Instructions for the task
Check each line of the material below for "Twenty", then copy the ones that contain it.

Records to process
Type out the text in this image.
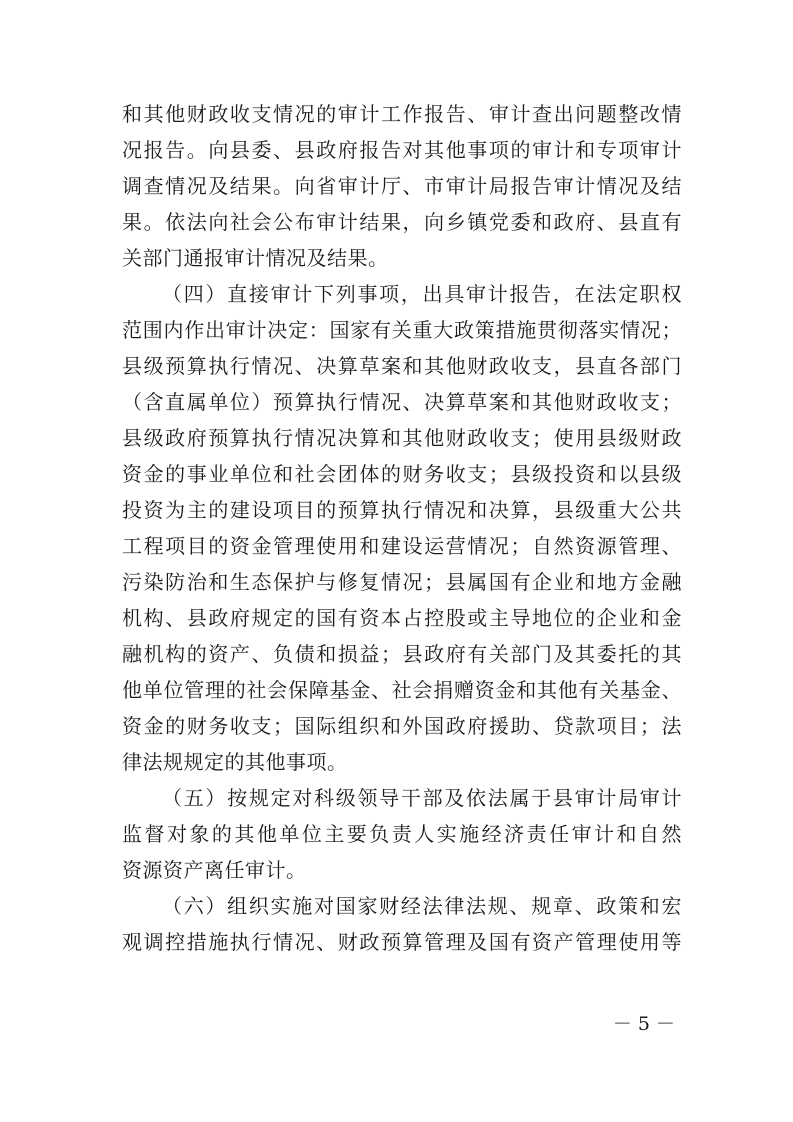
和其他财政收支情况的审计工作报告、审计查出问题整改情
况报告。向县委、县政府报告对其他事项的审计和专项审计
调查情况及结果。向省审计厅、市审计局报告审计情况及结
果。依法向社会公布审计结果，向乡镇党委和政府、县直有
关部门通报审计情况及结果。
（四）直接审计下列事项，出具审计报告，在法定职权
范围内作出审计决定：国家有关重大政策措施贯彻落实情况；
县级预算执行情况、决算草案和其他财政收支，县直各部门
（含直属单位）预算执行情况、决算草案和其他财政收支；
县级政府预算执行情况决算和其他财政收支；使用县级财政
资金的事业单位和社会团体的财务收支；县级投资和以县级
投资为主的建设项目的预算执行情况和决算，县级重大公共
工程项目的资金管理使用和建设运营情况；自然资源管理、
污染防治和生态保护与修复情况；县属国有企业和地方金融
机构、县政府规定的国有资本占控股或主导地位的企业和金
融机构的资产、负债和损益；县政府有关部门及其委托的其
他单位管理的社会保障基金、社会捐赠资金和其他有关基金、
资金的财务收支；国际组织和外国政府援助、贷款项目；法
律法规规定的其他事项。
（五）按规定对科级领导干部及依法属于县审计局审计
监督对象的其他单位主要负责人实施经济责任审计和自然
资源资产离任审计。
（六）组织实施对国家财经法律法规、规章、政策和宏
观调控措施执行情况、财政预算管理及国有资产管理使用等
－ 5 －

==

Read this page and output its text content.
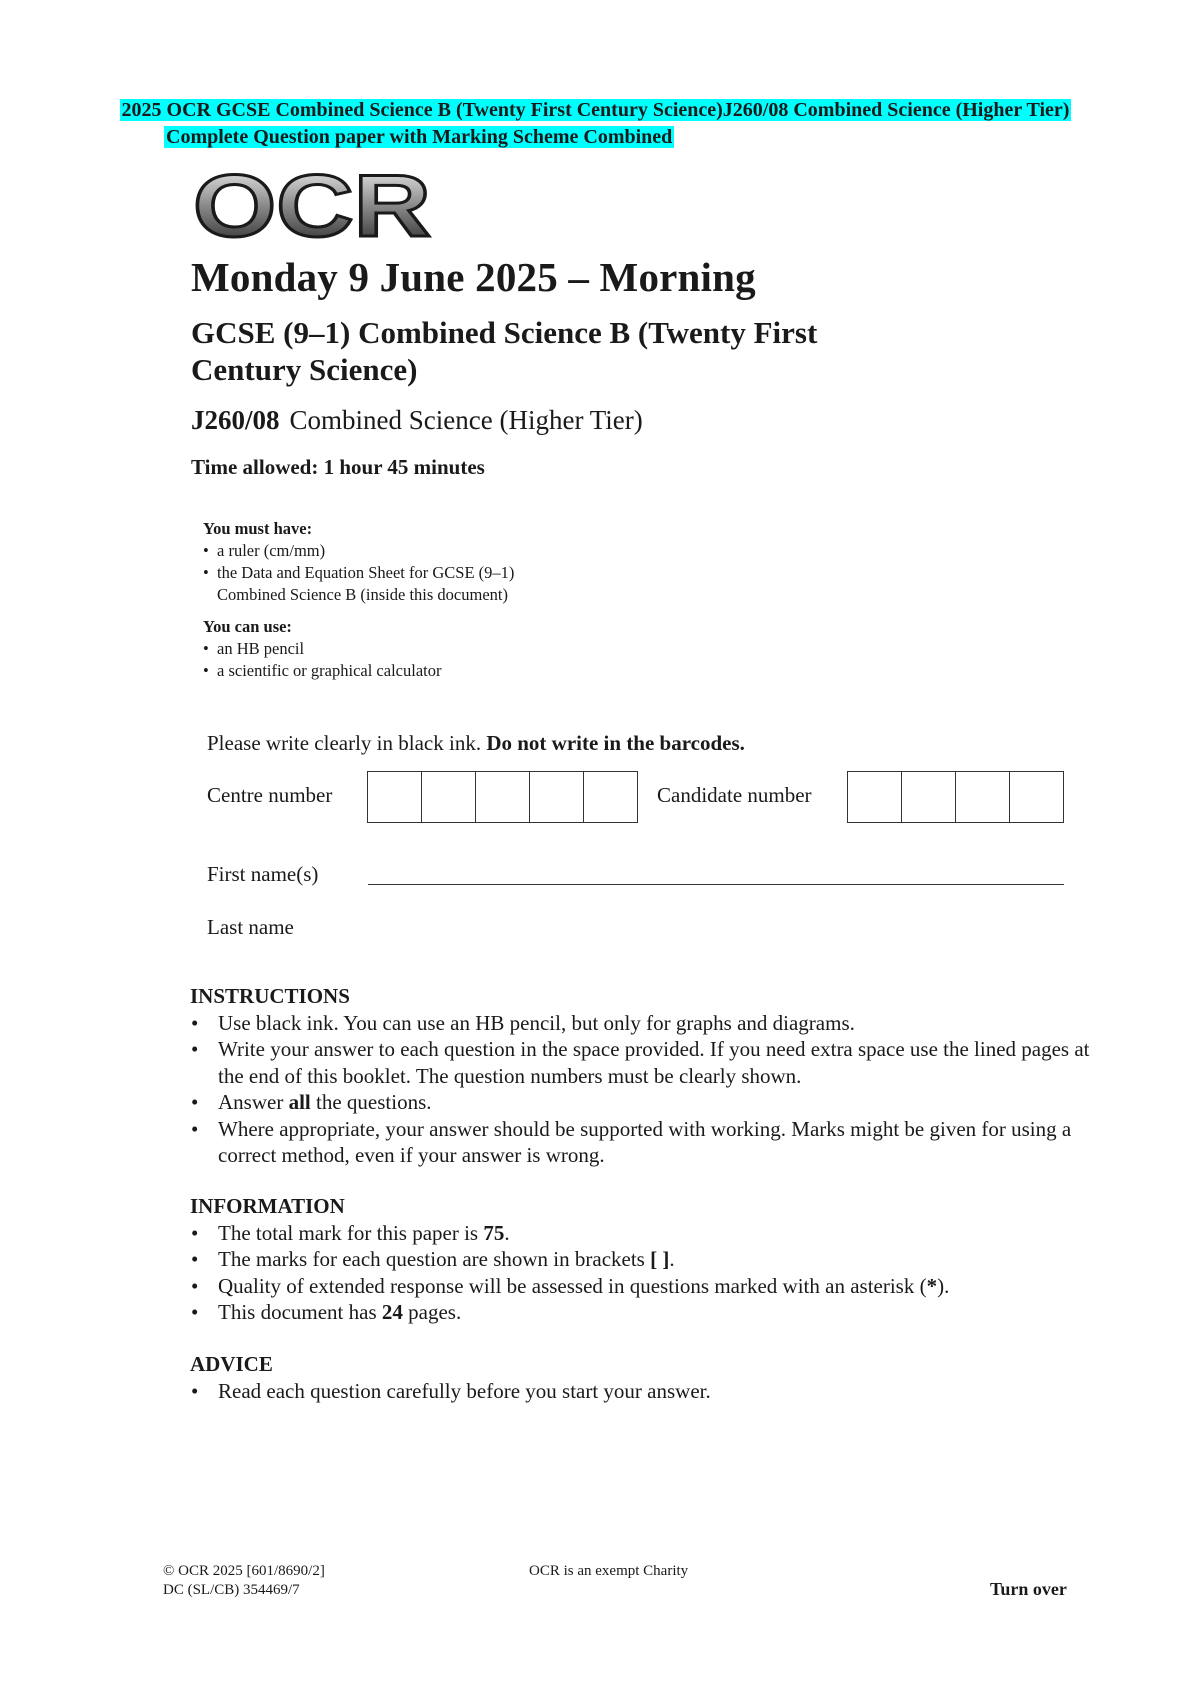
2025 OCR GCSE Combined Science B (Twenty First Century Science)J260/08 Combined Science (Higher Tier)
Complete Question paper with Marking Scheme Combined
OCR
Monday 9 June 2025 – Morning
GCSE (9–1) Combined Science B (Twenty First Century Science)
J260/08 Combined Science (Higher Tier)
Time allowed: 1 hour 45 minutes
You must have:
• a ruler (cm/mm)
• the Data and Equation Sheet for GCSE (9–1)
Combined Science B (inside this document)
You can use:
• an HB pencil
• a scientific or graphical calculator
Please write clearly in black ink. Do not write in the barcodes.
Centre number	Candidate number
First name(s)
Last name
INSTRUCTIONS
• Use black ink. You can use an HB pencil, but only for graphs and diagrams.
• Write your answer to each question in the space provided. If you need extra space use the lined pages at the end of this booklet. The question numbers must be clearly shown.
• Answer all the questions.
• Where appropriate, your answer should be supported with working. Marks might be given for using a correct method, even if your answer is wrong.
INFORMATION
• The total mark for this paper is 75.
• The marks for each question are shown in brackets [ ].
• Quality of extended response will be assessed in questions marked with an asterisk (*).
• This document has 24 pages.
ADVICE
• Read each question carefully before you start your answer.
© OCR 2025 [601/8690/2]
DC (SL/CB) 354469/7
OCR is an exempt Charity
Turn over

Final result
2025 OCR GCSE Combined Science B (Twenty First Century Science)J260/08 Combined Science (Higher Tier)
GCSE (9–1) Combined Science B (Twenty First Century Science)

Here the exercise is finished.